== EXERCISE GOAL ==
Work out how many lines of the listing hold the string "potential". Answer with that number alone.
---
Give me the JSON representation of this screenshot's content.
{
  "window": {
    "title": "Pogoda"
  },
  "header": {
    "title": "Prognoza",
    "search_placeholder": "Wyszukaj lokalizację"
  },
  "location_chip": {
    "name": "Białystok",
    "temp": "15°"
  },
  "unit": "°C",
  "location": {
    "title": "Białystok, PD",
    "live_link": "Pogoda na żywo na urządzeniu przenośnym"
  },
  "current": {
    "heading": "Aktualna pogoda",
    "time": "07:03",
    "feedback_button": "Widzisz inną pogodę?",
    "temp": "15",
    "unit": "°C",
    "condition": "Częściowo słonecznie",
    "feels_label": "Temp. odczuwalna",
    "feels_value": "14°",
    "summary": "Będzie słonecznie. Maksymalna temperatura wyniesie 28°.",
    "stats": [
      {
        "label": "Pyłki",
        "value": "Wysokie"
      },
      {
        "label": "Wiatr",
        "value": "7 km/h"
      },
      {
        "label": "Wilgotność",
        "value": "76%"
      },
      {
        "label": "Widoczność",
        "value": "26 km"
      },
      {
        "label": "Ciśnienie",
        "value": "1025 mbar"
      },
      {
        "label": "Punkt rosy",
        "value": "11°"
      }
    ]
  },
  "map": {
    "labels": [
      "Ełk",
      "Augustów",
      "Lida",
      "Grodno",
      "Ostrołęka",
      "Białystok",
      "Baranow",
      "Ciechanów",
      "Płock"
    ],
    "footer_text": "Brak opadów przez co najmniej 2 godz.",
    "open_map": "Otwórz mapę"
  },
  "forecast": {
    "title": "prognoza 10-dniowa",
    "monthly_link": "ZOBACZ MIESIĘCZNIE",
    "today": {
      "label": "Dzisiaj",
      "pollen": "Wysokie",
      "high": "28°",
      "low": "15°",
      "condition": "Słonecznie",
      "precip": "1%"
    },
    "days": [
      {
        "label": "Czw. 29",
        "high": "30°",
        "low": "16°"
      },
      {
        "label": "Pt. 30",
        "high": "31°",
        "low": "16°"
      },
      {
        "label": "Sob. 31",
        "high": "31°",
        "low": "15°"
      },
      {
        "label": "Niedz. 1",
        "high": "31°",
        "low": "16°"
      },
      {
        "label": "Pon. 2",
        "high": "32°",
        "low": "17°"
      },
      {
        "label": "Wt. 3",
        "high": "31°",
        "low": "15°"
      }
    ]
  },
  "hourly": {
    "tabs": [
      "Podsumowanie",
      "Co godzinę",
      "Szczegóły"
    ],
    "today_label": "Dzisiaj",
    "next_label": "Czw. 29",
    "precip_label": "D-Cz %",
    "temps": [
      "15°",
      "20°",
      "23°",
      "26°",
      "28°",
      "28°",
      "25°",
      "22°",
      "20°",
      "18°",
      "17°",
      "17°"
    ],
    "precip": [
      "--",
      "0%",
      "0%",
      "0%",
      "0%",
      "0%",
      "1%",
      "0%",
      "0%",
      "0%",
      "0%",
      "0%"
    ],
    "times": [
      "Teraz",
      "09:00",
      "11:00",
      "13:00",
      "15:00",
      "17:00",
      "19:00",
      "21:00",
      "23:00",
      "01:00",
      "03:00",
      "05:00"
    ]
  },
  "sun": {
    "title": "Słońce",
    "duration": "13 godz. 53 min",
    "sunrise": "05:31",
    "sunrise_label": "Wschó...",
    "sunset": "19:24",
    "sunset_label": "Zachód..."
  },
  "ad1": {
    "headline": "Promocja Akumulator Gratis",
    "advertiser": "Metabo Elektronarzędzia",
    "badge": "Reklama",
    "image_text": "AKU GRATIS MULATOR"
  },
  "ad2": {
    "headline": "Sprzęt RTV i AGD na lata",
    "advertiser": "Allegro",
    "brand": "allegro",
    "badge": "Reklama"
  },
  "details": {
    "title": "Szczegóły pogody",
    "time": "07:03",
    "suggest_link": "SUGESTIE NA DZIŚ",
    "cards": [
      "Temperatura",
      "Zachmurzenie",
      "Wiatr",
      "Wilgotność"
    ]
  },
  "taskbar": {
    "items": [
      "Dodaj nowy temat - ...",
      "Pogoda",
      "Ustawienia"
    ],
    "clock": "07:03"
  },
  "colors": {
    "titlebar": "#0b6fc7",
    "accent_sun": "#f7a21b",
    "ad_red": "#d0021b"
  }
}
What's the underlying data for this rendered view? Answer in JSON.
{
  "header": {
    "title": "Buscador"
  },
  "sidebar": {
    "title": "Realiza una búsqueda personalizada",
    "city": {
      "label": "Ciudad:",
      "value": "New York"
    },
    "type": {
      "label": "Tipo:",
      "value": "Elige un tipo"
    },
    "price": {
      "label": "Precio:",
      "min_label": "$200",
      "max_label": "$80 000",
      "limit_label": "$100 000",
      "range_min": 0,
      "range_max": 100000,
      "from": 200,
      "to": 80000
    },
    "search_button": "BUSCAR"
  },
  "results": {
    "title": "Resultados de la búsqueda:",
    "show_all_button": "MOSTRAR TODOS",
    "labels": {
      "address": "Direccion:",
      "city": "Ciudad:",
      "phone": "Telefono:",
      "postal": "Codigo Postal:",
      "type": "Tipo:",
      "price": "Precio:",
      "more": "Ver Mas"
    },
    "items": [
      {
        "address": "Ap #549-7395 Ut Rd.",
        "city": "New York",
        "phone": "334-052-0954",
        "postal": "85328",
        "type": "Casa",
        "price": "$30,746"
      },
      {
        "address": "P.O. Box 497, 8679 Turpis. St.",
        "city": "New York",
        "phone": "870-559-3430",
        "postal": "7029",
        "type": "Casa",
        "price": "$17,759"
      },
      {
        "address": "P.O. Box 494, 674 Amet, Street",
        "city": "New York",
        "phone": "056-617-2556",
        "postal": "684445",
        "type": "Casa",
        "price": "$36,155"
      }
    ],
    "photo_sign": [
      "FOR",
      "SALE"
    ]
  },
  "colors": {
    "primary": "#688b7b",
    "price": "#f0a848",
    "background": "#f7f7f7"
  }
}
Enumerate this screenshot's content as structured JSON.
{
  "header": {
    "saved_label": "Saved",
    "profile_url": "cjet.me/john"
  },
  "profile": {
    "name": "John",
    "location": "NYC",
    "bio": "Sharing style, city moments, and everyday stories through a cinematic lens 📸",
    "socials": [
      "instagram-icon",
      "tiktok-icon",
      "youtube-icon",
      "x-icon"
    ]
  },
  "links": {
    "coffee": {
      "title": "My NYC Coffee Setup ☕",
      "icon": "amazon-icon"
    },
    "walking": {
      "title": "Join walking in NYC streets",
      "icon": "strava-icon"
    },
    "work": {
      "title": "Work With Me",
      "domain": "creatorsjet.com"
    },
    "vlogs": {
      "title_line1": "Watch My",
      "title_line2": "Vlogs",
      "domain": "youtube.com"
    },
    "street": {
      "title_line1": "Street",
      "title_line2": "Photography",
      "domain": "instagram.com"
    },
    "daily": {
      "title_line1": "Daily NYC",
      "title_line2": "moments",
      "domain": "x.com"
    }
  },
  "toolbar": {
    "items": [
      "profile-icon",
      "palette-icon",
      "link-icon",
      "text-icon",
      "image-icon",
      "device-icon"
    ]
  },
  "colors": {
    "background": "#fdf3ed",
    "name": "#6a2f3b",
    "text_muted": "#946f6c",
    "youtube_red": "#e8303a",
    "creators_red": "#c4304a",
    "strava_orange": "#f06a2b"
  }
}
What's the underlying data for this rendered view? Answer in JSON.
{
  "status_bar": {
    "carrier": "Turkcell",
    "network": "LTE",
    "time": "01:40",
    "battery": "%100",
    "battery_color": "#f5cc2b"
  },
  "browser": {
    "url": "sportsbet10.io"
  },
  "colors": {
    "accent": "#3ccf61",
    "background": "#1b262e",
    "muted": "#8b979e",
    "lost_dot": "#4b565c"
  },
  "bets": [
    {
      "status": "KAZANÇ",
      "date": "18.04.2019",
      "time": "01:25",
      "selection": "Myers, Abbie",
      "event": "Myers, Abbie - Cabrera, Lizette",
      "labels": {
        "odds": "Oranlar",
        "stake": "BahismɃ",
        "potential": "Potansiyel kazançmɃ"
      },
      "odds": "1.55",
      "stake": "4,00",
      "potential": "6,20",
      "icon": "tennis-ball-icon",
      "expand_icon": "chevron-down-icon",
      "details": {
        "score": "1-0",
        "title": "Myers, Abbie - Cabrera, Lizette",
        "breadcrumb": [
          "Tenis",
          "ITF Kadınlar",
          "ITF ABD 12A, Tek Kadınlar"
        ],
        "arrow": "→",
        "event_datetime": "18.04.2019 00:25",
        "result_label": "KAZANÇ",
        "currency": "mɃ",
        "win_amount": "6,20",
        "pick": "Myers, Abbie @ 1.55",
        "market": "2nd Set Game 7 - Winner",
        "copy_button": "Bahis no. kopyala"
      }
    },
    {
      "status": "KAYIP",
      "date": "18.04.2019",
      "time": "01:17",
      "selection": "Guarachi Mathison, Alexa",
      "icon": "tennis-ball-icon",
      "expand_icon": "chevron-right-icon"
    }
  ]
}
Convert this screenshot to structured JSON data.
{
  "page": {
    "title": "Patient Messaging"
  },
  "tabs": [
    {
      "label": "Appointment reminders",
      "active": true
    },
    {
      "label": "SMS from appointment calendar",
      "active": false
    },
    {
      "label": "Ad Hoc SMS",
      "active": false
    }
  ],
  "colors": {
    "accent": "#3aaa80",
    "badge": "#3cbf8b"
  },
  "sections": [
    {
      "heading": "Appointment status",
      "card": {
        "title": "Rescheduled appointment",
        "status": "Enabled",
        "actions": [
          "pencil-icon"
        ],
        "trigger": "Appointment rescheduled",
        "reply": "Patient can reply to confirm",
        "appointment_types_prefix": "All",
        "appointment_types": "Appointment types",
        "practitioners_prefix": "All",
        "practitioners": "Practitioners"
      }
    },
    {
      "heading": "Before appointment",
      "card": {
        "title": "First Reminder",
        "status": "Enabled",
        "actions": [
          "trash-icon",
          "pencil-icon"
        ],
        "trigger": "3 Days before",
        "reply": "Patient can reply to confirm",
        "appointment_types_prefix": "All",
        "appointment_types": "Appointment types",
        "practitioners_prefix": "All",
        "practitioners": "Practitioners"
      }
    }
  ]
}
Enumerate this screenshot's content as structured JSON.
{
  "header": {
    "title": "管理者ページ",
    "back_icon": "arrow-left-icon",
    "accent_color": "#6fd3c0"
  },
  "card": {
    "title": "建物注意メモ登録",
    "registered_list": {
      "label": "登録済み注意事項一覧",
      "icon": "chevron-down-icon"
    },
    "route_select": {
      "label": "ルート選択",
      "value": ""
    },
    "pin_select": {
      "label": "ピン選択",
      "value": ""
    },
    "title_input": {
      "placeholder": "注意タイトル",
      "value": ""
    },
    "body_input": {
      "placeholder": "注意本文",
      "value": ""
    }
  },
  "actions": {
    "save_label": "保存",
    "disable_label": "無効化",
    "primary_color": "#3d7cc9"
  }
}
---
== FINISHED EXERCISE ==
2